──────── Data lines
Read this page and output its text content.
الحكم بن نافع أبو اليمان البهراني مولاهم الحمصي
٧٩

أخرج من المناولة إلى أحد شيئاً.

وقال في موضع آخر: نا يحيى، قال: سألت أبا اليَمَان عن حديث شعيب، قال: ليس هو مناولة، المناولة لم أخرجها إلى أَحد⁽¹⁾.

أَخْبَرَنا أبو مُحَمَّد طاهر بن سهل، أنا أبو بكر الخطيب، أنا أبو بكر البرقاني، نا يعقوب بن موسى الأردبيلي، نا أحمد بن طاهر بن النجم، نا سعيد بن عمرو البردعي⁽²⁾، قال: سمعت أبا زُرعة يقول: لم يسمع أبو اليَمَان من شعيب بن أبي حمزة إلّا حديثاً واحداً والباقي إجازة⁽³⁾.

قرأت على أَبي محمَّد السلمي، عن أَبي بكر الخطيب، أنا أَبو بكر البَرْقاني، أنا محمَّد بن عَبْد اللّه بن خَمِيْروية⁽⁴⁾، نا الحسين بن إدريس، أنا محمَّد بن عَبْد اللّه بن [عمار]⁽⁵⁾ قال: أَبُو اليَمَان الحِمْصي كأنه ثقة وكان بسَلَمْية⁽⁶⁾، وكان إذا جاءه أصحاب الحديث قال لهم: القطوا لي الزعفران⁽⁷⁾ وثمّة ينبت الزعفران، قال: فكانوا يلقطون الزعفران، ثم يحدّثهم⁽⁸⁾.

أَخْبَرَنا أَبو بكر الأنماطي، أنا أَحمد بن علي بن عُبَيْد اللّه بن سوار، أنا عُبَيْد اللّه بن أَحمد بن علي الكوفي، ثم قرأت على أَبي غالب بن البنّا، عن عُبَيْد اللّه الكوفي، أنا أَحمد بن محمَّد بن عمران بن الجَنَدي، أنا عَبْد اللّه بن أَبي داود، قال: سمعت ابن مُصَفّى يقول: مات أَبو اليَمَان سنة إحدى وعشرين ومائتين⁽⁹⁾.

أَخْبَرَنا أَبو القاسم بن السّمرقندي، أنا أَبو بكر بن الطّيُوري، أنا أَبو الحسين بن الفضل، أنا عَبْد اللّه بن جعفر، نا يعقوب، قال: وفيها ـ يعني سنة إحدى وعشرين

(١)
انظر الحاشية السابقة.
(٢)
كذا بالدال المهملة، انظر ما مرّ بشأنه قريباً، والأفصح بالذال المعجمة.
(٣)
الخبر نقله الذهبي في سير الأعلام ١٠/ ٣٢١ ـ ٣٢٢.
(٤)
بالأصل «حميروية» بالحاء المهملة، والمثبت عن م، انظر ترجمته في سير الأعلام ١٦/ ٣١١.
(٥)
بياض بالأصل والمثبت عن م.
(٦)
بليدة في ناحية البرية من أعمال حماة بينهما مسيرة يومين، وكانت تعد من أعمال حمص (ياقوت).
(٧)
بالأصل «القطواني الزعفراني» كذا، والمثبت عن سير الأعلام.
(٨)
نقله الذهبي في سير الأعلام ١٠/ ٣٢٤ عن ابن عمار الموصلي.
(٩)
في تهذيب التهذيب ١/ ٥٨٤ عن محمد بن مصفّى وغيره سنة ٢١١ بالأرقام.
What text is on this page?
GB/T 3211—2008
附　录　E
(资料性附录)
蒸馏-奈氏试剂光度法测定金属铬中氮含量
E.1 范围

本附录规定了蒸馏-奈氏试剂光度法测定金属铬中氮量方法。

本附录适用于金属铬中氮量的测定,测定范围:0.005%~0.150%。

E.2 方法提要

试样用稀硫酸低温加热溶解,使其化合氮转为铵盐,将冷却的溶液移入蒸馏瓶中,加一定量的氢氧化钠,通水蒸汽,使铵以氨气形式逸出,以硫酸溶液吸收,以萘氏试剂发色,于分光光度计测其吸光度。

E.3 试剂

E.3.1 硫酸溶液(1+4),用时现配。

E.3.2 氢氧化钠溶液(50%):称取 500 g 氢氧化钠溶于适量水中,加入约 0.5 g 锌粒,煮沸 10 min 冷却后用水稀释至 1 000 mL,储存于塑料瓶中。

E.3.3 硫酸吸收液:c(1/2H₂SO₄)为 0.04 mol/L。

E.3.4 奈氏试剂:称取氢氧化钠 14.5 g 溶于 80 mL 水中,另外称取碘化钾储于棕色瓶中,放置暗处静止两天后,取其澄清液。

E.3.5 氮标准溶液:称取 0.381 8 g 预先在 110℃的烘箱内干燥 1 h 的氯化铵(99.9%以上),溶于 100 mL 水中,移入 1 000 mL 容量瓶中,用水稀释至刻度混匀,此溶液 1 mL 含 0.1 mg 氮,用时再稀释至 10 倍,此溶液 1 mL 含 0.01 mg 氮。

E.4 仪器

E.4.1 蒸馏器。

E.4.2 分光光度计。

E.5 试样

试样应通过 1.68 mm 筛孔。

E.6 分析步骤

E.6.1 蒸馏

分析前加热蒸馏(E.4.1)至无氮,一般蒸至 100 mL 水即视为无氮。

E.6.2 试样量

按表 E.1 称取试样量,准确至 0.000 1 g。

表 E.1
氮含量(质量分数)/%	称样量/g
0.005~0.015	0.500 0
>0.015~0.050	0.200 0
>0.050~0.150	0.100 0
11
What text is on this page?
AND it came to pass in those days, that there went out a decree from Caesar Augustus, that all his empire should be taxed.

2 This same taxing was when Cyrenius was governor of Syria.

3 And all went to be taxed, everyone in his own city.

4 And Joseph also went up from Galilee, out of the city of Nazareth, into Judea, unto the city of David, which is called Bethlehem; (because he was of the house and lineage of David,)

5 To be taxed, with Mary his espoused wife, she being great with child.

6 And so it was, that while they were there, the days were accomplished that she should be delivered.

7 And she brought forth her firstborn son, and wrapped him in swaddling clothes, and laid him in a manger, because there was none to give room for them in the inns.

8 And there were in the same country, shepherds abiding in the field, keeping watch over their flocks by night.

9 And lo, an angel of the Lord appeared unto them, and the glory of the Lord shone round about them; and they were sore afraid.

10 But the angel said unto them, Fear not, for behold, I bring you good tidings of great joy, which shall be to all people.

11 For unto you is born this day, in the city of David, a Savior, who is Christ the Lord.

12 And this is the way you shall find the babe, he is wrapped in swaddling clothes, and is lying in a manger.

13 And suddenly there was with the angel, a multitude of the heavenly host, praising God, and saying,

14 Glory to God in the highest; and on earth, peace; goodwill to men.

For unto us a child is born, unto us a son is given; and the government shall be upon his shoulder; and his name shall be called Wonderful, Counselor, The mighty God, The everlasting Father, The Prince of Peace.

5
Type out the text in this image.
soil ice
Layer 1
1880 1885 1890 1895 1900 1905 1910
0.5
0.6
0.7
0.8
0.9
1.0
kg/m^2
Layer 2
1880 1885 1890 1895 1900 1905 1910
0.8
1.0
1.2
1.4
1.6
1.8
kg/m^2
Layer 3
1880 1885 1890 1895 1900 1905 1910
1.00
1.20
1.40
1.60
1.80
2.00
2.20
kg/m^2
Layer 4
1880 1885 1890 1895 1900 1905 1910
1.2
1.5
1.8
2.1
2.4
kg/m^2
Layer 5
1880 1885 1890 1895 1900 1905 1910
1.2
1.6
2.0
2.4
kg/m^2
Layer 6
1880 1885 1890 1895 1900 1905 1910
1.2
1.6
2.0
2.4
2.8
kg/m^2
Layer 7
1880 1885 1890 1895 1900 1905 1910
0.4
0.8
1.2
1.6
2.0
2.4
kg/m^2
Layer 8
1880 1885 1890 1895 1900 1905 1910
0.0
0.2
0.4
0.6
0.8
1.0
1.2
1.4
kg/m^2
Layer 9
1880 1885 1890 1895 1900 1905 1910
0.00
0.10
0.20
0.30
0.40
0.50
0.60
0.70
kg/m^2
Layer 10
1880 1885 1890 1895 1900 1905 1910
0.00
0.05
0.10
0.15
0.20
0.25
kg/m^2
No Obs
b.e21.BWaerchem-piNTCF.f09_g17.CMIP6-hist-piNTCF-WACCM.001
────────────────
What you are asked to do:
Show the lines of the material that contain the word "الأعلام".

Problem solution:
الخبر نقله الذهبي في سير الأعلام ١٠/ ٣٢١ ـ ٣٢٢.
بالأصل «حميروية» بالحاء المهملة، والمثبت عن م، انظر ترجمته في سير الأعلام ١٦/ ٣١١.
بالأصل «القطواني الزعفراني» كذا، والمثبت عن سير الأعلام.
نقله الذهبي في سير الأعلام ١٠/ ٣٢٤ عن ابن عمار الموصلي.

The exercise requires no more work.